** Exercise objective **
Give each line of the records below as a string in a single JSON list, one string per line, skipping blank lines.

## Begin

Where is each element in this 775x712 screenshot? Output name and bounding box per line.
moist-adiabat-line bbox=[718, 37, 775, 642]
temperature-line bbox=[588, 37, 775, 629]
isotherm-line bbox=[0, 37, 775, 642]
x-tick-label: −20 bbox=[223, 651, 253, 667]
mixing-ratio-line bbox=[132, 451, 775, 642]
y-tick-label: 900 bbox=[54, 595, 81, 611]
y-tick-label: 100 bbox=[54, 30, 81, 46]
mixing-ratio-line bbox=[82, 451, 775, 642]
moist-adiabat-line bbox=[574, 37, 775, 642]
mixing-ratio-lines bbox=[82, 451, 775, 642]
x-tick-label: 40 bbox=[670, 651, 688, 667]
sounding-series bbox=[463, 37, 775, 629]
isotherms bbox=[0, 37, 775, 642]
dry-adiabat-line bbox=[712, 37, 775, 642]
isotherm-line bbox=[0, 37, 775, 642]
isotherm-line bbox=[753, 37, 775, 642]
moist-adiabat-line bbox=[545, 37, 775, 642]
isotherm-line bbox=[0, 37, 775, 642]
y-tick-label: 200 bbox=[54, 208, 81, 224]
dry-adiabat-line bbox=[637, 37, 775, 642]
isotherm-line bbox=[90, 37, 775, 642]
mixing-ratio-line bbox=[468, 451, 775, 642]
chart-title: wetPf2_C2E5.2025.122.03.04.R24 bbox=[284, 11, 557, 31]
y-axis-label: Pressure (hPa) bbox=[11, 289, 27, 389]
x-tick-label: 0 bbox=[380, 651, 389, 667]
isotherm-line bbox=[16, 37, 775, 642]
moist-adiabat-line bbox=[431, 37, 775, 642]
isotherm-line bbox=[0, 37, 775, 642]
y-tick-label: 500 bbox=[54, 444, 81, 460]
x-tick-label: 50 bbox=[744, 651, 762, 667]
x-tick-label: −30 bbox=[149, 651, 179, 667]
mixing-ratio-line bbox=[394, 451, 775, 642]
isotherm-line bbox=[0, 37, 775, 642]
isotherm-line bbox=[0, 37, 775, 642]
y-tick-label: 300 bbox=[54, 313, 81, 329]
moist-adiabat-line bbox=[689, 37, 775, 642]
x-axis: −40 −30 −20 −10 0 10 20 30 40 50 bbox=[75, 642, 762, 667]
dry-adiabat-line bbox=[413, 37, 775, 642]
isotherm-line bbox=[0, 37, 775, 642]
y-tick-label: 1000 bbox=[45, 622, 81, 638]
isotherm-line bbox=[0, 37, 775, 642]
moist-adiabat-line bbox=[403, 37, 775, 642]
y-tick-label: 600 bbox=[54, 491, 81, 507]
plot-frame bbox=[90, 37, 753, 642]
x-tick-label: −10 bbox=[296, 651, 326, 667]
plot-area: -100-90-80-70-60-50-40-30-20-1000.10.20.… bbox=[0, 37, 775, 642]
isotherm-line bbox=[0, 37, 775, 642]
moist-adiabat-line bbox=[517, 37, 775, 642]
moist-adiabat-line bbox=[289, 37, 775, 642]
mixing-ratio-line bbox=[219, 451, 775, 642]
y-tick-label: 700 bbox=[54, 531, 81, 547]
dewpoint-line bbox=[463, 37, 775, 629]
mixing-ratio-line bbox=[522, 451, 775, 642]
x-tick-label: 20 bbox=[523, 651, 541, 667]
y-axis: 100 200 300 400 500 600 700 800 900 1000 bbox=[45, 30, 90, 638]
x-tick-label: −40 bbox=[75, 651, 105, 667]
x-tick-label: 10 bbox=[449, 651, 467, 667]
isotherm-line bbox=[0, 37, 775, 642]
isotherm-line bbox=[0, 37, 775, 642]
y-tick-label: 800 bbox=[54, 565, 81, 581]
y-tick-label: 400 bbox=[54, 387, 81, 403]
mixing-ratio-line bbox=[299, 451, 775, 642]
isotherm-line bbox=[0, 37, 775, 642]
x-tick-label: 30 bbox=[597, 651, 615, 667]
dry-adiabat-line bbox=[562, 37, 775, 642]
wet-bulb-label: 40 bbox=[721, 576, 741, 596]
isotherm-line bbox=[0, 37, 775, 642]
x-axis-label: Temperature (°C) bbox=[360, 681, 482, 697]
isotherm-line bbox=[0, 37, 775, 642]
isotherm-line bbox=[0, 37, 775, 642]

## End

** Exercise answer **
[
  "Where is each element in this 775x712 screenshot? Output name and bounding box per line.",
  "moist-adiabat-line bbox=[718, 37, 775, 642]",
  "temperature-line bbox=[588, 37, 775, 629]",
  "isotherm-line bbox=[0, 37, 775, 642]",
  "x-tick-label: −20 bbox=[223, 651, 253, 667]",
  "mixing-ratio-line bbox=[132, 451, 775, 642]",
  "y-tick-label: 900 bbox=[54, 595, 81, 611]",
  "y-tick-label: 100 bbox=[54, 30, 81, 46]",
  "mixing-ratio-line bbox=[82, 451, 775, 642]",
  "moist-adiabat-line bbox=[574, 37, 775, 642]",
  "mixing-ratio-lines bbox=[82, 451, 775, 642]",
  "x-tick-label: 40 bbox=[670, 651, 688, 667]",
  "sounding-series bbox=[463, 37, 775, 629]",
  "isotherms bbox=[0, 37, 775, 642]",
  "dry-adiabat-line bbox=[712, 37, 775, 642]",
  "isotherm-line bbox=[0, 37, 775, 642]",
  "isotherm-line bbox=[753, 37, 775, 642]",
  "moist-adiabat-line bbox=[545, 37, 775, 642]",
  "isotherm-line bbox=[0, 37, 775, 642]",
  "y-tick-label: 200 bbox=[54, 208, 81, 224]",
  "dry-adiabat-line bbox=[637, 37, 775, 642]",
  "isotherm-line bbox=[90, 37, 775, 642]",
  "mixing-ratio-line bbox=[468, 451, 775, 642]",
  "chart-title: wetPf2_C2E5.2025.122.03.04.R24 bbox=[284, 11, 557, 31]",
  "y-axis-label: Pressure (hPa) bbox=[11, 289, 27, 389]",
  "x-tick-label: 0 bbox=[380, 651, 389, 667]",
  "isotherm-line bbox=[16, 37, 775, 642]",
  "moist-adiabat-line bbox=[431, 37, 775, 642]",
  "isotherm-line bbox=[0, 37, 775, 642]",
  "y-tick-label: 500 bbox=[54, 444, 81, 460]",
  "x-tick-label: 50 bbox=[744, 651, 762, 667]",
  "x-tick-label: −30 bbox=[149, 651, 179, 667]",
  "mixing-ratio-line bbox=[394, 451, 775, 642]",
  "isotherm-line bbox=[0, 37, 775, 642]",
  "isotherm-line bbox=[0, 37, 775, 642]",
  "y-tick-label: 300 bbox=[54, 313, 81, 329]",
  "moist-adiabat-line bbox=[689, 37, 775, 642]",
  "x-axis: −40 −30 −20 −10 0 10 20 30 40 50 bbox=[75, 642, 762, 667]",
  "dry-adiabat-line bbox=[413, 37, 775, 642]",
  "isotherm-line bbox=[0, 37, 775, 642]",
  "y-tick-label: 1000 bbox=[45, 622, 81, 638]",
  "isotherm-line bbox=[0, 37, 775, 642]",
  "moist-adiabat-line bbox=[403, 37, 775, 642]",
  "y-tick-label: 600 bbox=[54, 491, 81, 507]",
  "plot-frame bbox=[90, 37, 753, 642]",
  "x-tick-label: −10 bbox=[296, 651, 326, 667]",
  "plot-area: -100-90-80-70-60-50-40-30-20-1000.10.20.… bbox=[0, 37, 775, 642]",
  "isotherm-line bbox=[0, 37, 775, 642]",
  "moist-adiabat-line bbox=[517, 37, 775, 642]",
  "moist-adiabat-line bbox=[289, 37, 775, 642]",
  "mixing-ratio-line bbox=[219, 451, 775, 642]",
  "y-tick-label: 700 bbox=[54, 531, 81, 547]",
  "dewpoint-line bbox=[463, 37, 775, 629]",
  "mixing-ratio-line bbox=[522, 451, 775, 642]",
  "x-tick-label: 20 bbox=[523, 651, 541, 667]",
  "y-axis: 100 200 300 400 500 600 700 800 900 1000 bbox=[45, 30, 90, 638]",
  "x-tick-label: −40 bbox=[75, 651, 105, 667]",
  "x-tick-label: 10 bbox=[449, 651, 467, 667]",
  "isotherm-line bbox=[0, 37, 775, 642]",
  "isotherm-line bbox=[0, 37, 775, 642]",
  "y-tick-label: 800 bbox=[54, 565, 81, 581]",
  "y-tick-label: 400 bbox=[54, 387, 81, 403]",
  "mixing-ratio-line bbox=[299, 451, 775, 642]",
  "isotherm-line bbox=[0, 37, 775, 642]",
  "x-tick-label: 30 bbox=[597, 651, 615, 667]",
  "dry-adiabat-line bbox=[562, 37, 775, 642]",
  "wet-bulb-label: 40 bbox=[721, 576, 741, 596]",
  "isotherm-line bbox=[0, 37, 775, 642]",
  "x-axis-label: Temperature (°C) bbox=[360, 681, 482, 697]",
  "isotherm-line bbox=[0, 37, 775, 642]",
  "isotherm-line bbox=[0, 37, 775, 642]"
]